**Task to complete**
Reproduce every line in the listing that contains the word "Windows".

Dataset items

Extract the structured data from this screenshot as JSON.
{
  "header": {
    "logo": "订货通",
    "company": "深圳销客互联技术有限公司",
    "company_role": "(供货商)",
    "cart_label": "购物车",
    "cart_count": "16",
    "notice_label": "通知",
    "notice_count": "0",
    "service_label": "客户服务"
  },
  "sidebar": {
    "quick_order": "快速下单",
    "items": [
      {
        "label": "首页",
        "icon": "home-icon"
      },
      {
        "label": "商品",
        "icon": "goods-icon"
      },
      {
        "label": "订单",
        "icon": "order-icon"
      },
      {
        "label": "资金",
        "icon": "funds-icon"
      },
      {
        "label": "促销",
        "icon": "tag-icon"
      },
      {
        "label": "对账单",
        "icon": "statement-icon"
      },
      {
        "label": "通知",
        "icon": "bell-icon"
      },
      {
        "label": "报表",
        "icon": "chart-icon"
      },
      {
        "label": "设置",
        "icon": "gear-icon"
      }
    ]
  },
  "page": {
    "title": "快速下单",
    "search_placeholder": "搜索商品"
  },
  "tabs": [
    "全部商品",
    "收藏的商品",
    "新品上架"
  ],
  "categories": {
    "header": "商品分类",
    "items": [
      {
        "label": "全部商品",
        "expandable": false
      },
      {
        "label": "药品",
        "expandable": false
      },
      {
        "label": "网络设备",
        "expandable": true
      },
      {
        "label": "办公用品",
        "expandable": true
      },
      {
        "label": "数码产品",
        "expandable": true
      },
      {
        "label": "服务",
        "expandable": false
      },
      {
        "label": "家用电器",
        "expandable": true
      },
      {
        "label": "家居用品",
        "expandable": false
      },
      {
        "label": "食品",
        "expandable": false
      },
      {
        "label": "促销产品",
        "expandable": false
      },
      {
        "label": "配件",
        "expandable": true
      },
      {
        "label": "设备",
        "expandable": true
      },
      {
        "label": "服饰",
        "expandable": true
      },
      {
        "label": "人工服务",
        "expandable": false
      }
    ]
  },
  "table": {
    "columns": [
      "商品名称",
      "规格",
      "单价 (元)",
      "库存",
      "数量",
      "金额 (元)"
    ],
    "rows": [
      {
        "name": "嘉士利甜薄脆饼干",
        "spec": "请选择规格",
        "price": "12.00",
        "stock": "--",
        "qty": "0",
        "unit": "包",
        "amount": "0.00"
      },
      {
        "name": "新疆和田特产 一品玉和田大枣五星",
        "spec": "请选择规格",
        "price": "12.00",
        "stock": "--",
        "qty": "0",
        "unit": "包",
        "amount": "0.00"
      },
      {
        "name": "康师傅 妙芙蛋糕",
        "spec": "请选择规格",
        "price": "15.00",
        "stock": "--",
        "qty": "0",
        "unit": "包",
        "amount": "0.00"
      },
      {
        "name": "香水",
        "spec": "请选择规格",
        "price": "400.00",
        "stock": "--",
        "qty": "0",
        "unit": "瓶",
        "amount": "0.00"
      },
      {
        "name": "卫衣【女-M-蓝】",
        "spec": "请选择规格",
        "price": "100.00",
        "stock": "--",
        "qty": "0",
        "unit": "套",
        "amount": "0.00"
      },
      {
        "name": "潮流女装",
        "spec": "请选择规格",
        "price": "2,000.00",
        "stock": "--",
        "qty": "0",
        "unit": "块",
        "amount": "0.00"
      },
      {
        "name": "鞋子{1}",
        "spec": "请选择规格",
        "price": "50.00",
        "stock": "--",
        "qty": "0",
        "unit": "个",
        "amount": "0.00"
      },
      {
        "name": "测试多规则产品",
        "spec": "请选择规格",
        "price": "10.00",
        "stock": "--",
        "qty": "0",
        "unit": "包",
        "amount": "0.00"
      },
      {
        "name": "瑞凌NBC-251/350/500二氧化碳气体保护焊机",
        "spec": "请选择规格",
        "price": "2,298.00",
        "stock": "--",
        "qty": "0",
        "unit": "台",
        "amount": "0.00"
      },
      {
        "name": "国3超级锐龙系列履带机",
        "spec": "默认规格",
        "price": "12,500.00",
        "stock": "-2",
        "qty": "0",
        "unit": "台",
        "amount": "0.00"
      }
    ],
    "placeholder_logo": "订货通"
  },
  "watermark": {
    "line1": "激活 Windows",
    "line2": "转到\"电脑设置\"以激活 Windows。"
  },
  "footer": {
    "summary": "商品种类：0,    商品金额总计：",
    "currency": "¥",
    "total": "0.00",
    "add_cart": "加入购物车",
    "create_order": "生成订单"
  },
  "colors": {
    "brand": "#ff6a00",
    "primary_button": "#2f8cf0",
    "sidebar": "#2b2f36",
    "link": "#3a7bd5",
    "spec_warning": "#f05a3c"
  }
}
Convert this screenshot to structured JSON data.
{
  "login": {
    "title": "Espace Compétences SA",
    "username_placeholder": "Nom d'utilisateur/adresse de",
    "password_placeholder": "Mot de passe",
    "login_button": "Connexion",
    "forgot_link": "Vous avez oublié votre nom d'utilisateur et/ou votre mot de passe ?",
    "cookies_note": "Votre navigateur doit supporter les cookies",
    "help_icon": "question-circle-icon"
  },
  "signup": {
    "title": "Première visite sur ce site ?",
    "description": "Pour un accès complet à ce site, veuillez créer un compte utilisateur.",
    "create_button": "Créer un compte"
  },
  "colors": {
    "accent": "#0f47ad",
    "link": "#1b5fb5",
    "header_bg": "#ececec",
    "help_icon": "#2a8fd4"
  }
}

**Written solution**
    "line1": "激活 Windows",
    "line2": "转到\"电脑设置\"以激活 Windows。"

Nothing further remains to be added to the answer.